Assigned task 1:
Answer these questions using the knee health article:
(a) Which age group often has to undergo knee surgery or knee replacement surgery?
(b) According to the article, what can aid a speedy recovery if knee damage does occur?
(c) What position does Hila Glick hold?
Assigned task 2:
Continue the knee health article from the point where it ends.

Skip to main content

Knee health: how to prevent knee injuries

We give them little thought when they're healthy, but painful and damaged knees can be hugely debilitating. Our knees are subject to wear and tear throughout our lives, resulting in a large number of people over 50 having to undergo knee surgery or knee replacement surgery. However, we can reduce the chances of knee injuries in later life by following active lifestyles that promote good knee health.

Continue reading below

How to prevent knee injury

Throughout our lives, our knees are subject to wear and tear. What we can do is help prevent knee injury through positive lifestyle habits. If damage does occur, early physiotherapy can aid a speedy recovery.

Healthy lifestyle choices will greatly reduce the chance of joint, cartilage or ligament damage. This includes keeping to a healthy weight and exercising regularly to keep muscles strong and joints mobile.

If you do experience knee injury, physiotherapy and the right exercises will aid your recovery. They will also often make the problem less likely to reoccur, become worse, or require surgery later. While usually successful, surgery is a major undertaking.

Hila Glick, vice president for physiotherapy at Onestep, says: "The best way to take care of your knees is to keep active, to strengthen the muscles around the knees and the entire body, as well as to work on muscle flexibility and length."

Dataset extract:
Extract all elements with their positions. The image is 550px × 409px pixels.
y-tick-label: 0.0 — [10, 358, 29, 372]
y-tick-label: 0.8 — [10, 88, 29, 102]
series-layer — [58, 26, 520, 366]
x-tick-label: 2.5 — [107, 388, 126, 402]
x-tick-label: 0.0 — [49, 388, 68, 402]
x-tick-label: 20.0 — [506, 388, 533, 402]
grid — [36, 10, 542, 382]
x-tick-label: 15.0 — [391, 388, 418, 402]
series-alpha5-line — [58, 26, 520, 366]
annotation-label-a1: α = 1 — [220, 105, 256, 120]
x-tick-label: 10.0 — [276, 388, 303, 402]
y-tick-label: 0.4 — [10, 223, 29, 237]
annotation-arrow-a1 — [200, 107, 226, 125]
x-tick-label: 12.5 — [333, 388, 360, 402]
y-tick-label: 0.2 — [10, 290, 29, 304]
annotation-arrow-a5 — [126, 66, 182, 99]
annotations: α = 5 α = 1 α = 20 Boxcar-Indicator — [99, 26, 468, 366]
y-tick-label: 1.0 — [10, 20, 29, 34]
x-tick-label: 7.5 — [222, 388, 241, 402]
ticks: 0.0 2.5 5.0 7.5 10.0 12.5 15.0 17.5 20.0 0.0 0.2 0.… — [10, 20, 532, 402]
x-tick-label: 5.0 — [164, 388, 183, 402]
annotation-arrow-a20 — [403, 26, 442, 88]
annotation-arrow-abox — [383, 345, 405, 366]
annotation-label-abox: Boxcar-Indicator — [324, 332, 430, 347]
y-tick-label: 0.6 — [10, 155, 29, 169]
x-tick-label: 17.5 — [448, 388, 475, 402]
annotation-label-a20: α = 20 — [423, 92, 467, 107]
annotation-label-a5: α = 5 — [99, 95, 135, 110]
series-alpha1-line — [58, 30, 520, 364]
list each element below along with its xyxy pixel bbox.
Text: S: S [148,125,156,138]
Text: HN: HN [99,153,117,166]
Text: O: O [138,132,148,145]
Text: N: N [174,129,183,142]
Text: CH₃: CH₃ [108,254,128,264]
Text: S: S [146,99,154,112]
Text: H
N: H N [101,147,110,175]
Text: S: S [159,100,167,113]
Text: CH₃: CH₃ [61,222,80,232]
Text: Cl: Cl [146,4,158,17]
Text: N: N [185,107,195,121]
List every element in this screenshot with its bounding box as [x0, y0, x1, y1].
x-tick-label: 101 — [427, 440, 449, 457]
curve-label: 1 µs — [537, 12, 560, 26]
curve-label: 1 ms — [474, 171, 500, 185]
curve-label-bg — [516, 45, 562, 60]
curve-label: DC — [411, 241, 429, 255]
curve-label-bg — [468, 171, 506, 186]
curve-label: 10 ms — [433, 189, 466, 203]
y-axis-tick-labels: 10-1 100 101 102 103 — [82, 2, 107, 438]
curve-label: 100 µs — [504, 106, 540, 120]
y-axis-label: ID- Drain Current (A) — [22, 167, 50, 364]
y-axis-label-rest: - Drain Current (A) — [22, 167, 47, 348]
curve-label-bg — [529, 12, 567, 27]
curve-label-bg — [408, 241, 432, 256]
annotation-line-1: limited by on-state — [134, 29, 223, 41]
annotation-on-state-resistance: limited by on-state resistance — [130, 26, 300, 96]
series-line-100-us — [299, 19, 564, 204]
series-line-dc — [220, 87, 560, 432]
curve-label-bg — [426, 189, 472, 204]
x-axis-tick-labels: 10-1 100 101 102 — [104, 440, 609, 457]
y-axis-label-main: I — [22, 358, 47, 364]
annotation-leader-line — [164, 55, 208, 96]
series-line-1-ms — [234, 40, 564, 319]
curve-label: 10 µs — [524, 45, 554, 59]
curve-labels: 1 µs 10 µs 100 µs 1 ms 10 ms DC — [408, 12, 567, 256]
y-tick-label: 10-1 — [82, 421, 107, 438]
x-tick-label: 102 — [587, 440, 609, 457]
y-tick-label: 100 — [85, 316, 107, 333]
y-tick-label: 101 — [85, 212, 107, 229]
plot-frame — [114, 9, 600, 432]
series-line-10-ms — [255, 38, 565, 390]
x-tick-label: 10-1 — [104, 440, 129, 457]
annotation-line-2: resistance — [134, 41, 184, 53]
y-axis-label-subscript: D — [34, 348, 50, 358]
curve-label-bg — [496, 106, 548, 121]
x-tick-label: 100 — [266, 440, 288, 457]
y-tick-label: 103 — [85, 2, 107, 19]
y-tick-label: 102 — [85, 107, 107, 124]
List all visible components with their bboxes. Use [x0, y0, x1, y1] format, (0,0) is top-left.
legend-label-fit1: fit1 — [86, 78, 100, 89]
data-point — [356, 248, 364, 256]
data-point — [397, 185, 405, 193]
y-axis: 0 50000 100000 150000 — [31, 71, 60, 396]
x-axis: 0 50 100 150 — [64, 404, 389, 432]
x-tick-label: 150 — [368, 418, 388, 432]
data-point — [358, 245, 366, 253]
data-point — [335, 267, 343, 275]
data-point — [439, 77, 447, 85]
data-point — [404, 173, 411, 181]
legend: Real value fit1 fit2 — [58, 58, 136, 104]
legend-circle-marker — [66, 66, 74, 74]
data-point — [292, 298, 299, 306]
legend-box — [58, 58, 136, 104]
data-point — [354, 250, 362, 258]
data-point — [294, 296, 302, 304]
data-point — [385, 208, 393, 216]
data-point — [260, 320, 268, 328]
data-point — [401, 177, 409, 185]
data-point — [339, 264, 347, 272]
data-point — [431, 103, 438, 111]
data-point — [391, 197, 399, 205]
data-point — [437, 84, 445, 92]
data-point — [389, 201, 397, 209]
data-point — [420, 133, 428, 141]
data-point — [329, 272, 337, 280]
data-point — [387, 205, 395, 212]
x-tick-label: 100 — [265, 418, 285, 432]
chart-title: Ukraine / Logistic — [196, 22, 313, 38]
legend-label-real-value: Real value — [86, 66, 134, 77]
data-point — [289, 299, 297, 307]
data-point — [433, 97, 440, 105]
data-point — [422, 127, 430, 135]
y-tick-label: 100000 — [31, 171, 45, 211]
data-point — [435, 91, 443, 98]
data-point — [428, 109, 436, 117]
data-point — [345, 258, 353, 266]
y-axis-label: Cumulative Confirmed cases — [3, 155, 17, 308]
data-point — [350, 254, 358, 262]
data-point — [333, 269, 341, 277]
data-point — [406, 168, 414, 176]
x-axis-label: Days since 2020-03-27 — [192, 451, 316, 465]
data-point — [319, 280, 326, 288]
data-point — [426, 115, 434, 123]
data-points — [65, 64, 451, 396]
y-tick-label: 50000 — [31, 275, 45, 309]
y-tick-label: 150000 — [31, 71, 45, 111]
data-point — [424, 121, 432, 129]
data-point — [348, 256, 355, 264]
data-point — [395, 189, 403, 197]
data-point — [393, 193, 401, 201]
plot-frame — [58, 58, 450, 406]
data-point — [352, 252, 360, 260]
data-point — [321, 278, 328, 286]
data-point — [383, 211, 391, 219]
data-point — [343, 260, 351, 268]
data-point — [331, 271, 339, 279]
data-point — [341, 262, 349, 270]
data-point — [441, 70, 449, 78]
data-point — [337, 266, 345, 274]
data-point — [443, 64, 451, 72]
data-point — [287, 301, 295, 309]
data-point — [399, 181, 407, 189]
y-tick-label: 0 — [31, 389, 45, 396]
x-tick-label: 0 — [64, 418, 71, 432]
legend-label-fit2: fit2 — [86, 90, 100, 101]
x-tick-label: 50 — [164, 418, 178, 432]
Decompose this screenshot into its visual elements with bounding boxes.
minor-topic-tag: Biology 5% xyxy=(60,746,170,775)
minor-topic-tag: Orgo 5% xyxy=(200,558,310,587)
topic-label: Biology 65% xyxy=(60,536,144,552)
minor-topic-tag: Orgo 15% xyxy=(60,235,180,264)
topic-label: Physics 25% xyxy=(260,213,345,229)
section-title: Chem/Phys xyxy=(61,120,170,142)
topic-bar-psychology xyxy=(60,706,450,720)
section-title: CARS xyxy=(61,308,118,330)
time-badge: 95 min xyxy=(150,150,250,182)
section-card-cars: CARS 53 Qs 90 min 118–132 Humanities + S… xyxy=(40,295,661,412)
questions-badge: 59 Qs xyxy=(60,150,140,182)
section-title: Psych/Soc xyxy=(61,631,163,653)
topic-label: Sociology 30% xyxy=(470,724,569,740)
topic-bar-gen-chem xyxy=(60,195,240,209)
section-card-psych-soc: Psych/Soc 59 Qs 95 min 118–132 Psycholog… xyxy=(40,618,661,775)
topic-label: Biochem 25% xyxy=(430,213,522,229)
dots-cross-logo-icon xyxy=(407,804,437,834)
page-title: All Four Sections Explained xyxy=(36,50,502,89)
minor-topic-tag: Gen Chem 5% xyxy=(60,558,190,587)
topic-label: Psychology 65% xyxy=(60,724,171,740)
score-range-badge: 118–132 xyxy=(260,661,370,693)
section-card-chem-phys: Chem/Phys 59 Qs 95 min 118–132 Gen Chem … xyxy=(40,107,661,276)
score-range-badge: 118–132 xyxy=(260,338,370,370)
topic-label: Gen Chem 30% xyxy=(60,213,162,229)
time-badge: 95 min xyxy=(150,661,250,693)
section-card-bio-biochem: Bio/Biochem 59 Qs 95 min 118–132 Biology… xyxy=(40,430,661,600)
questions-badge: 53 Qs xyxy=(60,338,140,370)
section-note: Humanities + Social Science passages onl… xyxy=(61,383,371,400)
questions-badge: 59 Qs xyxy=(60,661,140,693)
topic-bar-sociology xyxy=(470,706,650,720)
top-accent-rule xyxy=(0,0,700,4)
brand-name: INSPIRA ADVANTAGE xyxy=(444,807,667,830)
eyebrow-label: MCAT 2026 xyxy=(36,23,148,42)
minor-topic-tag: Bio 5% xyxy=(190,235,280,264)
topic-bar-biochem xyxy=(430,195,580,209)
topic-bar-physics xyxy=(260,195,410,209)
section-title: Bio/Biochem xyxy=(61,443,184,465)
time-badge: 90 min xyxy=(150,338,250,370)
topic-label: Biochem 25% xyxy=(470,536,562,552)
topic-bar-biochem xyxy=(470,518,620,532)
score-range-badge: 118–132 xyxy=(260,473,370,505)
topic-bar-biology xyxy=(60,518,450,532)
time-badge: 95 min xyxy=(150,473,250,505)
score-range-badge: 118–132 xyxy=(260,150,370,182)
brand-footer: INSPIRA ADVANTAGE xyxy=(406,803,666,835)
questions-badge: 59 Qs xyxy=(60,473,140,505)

Task response 1:
(a) People over 50.
(b) Early physiotherapy.
(c) Vice president for physiotherapy at Onestep.

Task response 2:
Leg strength exercises

The knee is one of the largest joints in your body, connecting your upper and lower leg bones and enabling a wide range of movements and manoeuvres. The strength of these bones and of the muscles that surround them provides crucial knee support, helping to reduce the stress and weight placed on them.

Maintaining leg muscle strength throughout your life is important. Strength training exercises can improve bone density by up to 3%1 and slow down the rate of bone and muscle loss associated with ageing.

Danielle Wills, balance and yoga specialist at WithU Training, says: "Focus on exercises that target your hamstrings, quads, glutes, and hip flexors, and slowly increase the amount of weight you use."

Stretching and flexibility training

By stretching regularly, you can help prevent knee injury by keeping your supporting muscles long and flexible. This will increase the range of motion (ROM) in your knees2, protect against the tightness in the surrounding muscles, and improve your balance - reducing your chance of falls and injuries.

Wills says: "Exercises like yogi squats and child's pose can help stretch the muscles that wrap around the joints. Remember only to go to where you feel a stretch, never to the point of pain."

Low-impact cardio exercises

As well as helping to build muscle, cardiovascular exercise, or cardio, keeps the circulation around your knees constant: "The ligaments around your knees don’t get as much blood flow as other parts of the body," Wills explains. "It's important to engage in activities that keep flushing oxygen and nutrients through to these spaces."

This helps to keep knee cartilage healthy and may prevent atrophy, the deterioration of protective muscle and nerve tissue. While this is true of both high-impact and low-impact activities, low-impact cardio also limits the knee-jarring impact of your feet forcefully hitting the ground. For this reason, activities such as cycling and swimming are particularly effective at maintaining knee health.

Maintaining a healthy weight

Major weight gain can add significant stress to your knees," Wills warns. "Where possible, try to keep to a regular weight through exercise and healthy eating."

The higher your body weight, the more force is exerted on your joints. Being overweight also increases your risk of injury and conditions affecting the joints, like osteoarthritis3 and gout.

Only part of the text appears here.